What you need to do:
Return each line of the material below verbatim, omitting the picture.

:: Dataset

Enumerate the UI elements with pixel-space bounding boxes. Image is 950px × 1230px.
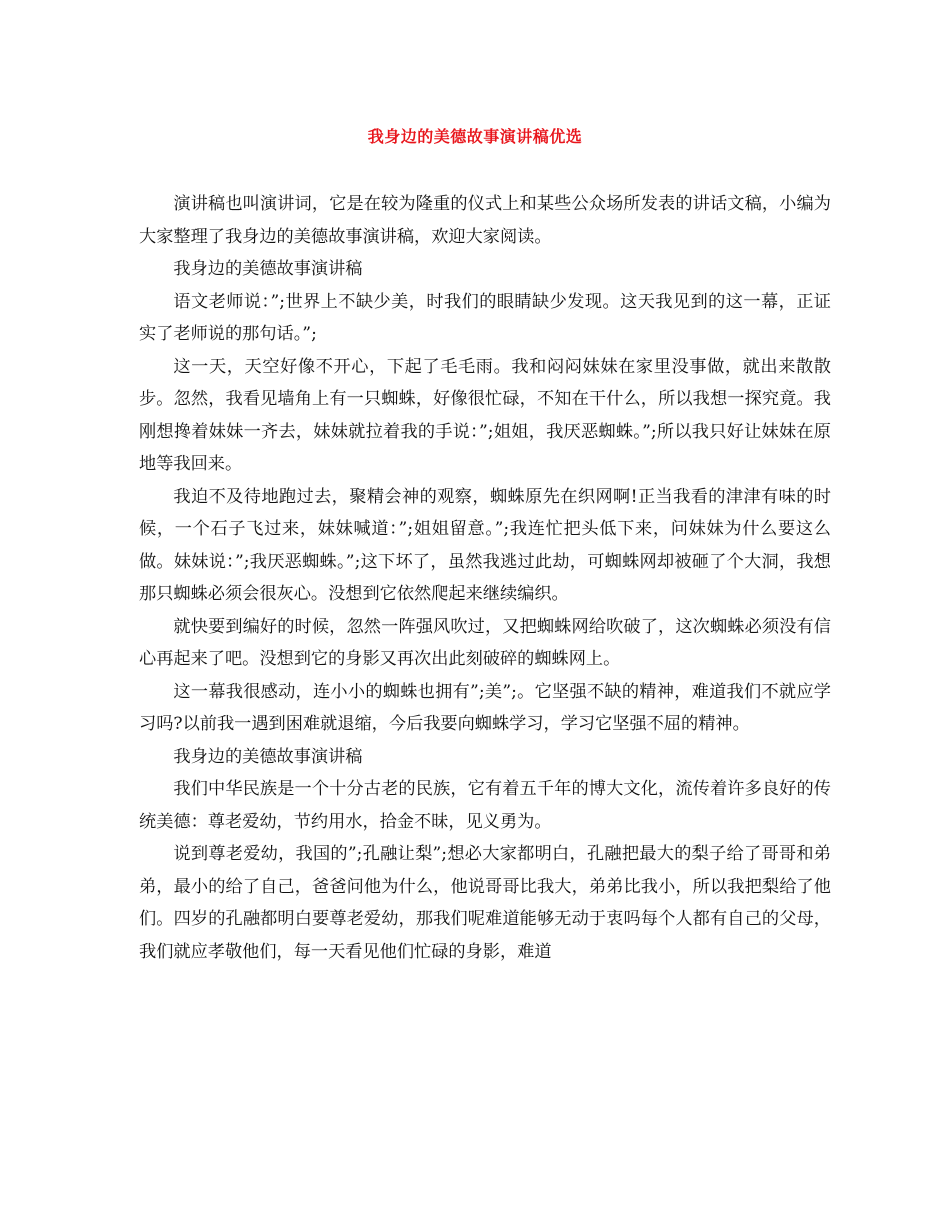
document-body	[139, 188, 831, 968]
paragraph: 说到尊老爱幼，我国的”;孔融让梨”;想必大家都明白，孔融把最大的梨子给了哥哥和弟弟，最小的给了自己，爸爸问他为什么，他说哥哥比我大，弟弟比我小，所以我把梨给了他们。四岁的孔融都明白要尊老爱幼，那我们呢难道能够无动于衷吗每个人都有自己的父母，我们就应孝敬他们，每一天看见他们忙碌的身影，难道	[139, 844, 831, 962]
paragraph: 我迫不及待地跑过去，聚精会神的观察，蜘蛛原先在织网啊!正当我看的津津有味的时候，一个石子飞过来，妹妹喊道：”;姐姐留意。”;我连忙把头低下来，问妹妹为什么要这么做。妹妹说：”;我厌恶蜘蛛。”;这下坏了，虽然我逃过此劫，可蜘蛛网却被砸了个大洞，我想那只蜘蛛必须会很灰心。没想到它依然爬起来继续编织。	[139, 486, 831, 604]
paragraph: 这一天，天空好像不开心，下起了毛毛雨。我和闷闷妹妹在家里没事做，就出来散散步。忽然，我看见墙角上有一只蜘蛛，好像很忙碌，不知在干什么，所以我想一探究竟。我刚想搀着妹妹一齐去，妹妹就拉着我的手说：”;姐姐，我厌恶蜘蛛。”;所以我只好让妹妹在原地等我回来。	[139, 356, 831, 474]
section-heading-2: 我身边的美德故事演讲稿	[173, 746, 363, 767]
section-heading-1: 我身边的美德故事演讲稿	[173, 259, 363, 279]
paragraph: 我们中华民族是一个十分古老的民族，它有着五千年的博大文化，流传着许多良好的传统美德：尊老爱幼，节约用水，拾金不昧，见义勇为。	[139, 779, 831, 832]
paragraph: 语文老师说：”;世界上不缺少美，时我们的眼睛缺少发现。这天我见到的这一幕，正证实了老师说的那句话。”;	[139, 291, 831, 344]
paragraph: 就快要到编好的时候，忽然一阵强风吹过，又把蜘蛛网给吹破了，这次蜘蛛必须没有信心再起来了吧。没想到它的身影又再次出此刻破碎的蜘蛛网上。	[139, 616, 831, 669]
paragraph-intro: 演讲稿也叫演讲词，它是在较为隆重的仪式上和某些公众场所发表的讲话文稿，小编为大家整理了我身边的美德故事演讲稿，欢迎大家阅读。	[139, 194, 831, 247]
document-title: 我身边的美德故事演讲稿优选	[367, 127, 583, 146]
paragraph: 这一幕我很感动，连小小的蜘蛛也拥有”;美”;。它坚强不缺的精神，难道我们不就应学习吗?以前我一遇到困难就退缩，今后我要向蜘蛛学习，学习它坚强不屈的精神。	[139, 681, 831, 734]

::::

Solved exercise:
Enumerate the UI elements with pixel-space bounding boxes. Image is 950px × 1230px.
document-body	[139, 188, 831, 968]
paragraph: 说到尊老爱幼，我国的”;孔融让梨”;想必大家都明白，孔融把最大的梨子给了哥哥和弟弟，最小的给了自己，爸爸问他为什么，他说哥哥比我大，弟弟比我小，所以我把梨给了他们。四岁的孔融都明白要尊老爱幼，那我们呢难道能够无动于衷吗每个人都有自己的父母，我们就应孝敬他们，每一天看见他们忙碌的身影，难道	[139, 844, 831, 962]
paragraph: 我迫不及待地跑过去，聚精会神的观察，蜘蛛原先在织网啊!正当我看的津津有味的时候，一个石子飞过来，妹妹喊道：”;姐姐留意。”;我连忙把头低下来，问妹妹为什么要这么做。妹妹说：”;我厌恶蜘蛛。”;这下坏了，虽然我逃过此劫，可蜘蛛网却被砸了个大洞，我想那只蜘蛛必须会很灰心。没想到它依然爬起来继续编织。	[139, 486, 831, 604]
paragraph: 这一天，天空好像不开心，下起了毛毛雨。我和闷闷妹妹在家里没事做，就出来散散步。忽然，我看见墙角上有一只蜘蛛，好像很忙碌，不知在干什么，所以我想一探究竟。我刚想搀着妹妹一齐去，妹妹就拉着我的手说：”;姐姐，我厌恶蜘蛛。”;所以我只好让妹妹在原地等我回来。	[139, 356, 831, 474]
section-heading-2: 我身边的美德故事演讲稿	[173, 746, 363, 767]
section-heading-1: 我身边的美德故事演讲稿	[173, 259, 363, 279]
paragraph: 我们中华民族是一个十分古老的民族，它有着五千年的博大文化，流传着许多良好的传统美德：尊老爱幼，节约用水，拾金不昧，见义勇为。	[139, 779, 831, 832]
paragraph: 语文老师说：”;世界上不缺少美，时我们的眼睛缺少发现。这天我见到的这一幕，正证实了老师说的那句话。”;	[139, 291, 831, 344]
paragraph: 就快要到编好的时候，忽然一阵强风吹过，又把蜘蛛网给吹破了，这次蜘蛛必须没有信心再起来了吧。没想到它的身影又再次出此刻破碎的蜘蛛网上。	[139, 616, 831, 669]
paragraph-intro: 演讲稿也叫演讲词，它是在较为隆重的仪式上和某些公众场所发表的讲话文稿，小编为大家整理了我身边的美德故事演讲稿，欢迎大家阅读。	[139, 194, 831, 247]
document-title: 我身边的美德故事演讲稿优选	[367, 127, 583, 146]
paragraph: 这一幕我很感动，连小小的蜘蛛也拥有”;美”;。它坚强不缺的精神，难道我们不就应学习吗?以前我一遇到困难就退缩，今后我要向蜘蛛学习，学习它坚强不屈的精神。	[139, 681, 831, 734]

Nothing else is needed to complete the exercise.